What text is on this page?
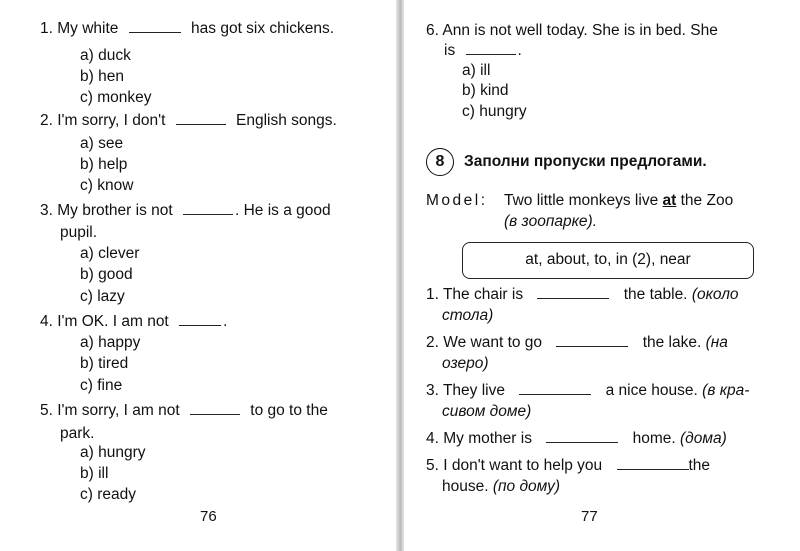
1. My white	has got six chickens.
a) duck
b) hen
c) monkey
2. I'm sorry, I don't	English songs.
a) see
b) help
c) know
3. My brother is not	. He is a good
pupil.
a) clever
b) good
c) lazy
4. I'm OK. I am not	.
a) happy
b) tired
c) fine
5. I'm sorry, I am not	to go to the
park.
a) hungry
b) ill
c) ready
76
6. Ann is not well today. She is in bed. She
is	.
a) ill
b) kind
c) hungry
8	Заполни пропуски предлогами.
Model: Two little monkeys live at the Zoo
(в зоопарке).
at, about, to, in (2), near
1. The chair is	the table. (около
стола)
2. We want to go	the lake. (на
озеро)
3. They live	a nice house. (в кра-
сивом доме)
4. My mother is	home. (дома)
5. I don't want to help you	the
house. (по дому)
77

::::::

#### [WHAT TO WORK ON]
Write the records above out again exactly, with no pictures in your copy.

#### [ANSWER TO THE PROBLEM]
What text is on this page?
1. My white	has got six chickens.
a) duck
b) hen
c) monkey
2. I'm sorry, I don't	English songs.
a) see
b) help
c) know
3. My brother is not	. He is a good
pupil.
a) clever
b) good
c) lazy
4. I'm OK. I am not	.
a) happy
b) tired
c) fine
5. I'm sorry, I am not	to go to the
park.
a) hungry
b) ill
c) ready
76
6. Ann is not well today. She is in bed. She
is	.
a) ill
b) kind
c) hungry
8	Заполни пропуски предлогами.
Model: Two little monkeys live at the Zoo
(в зоопарке).
at, about, to, in (2), near
1. The chair is	the table. (около
стола)
2. We want to go	the lake. (на
озеро)
3. They live	a nice house. (в кра-
сивом доме)
4. My mother is	home. (дома)
5. I don't want to help you	the
house. (по дому)
77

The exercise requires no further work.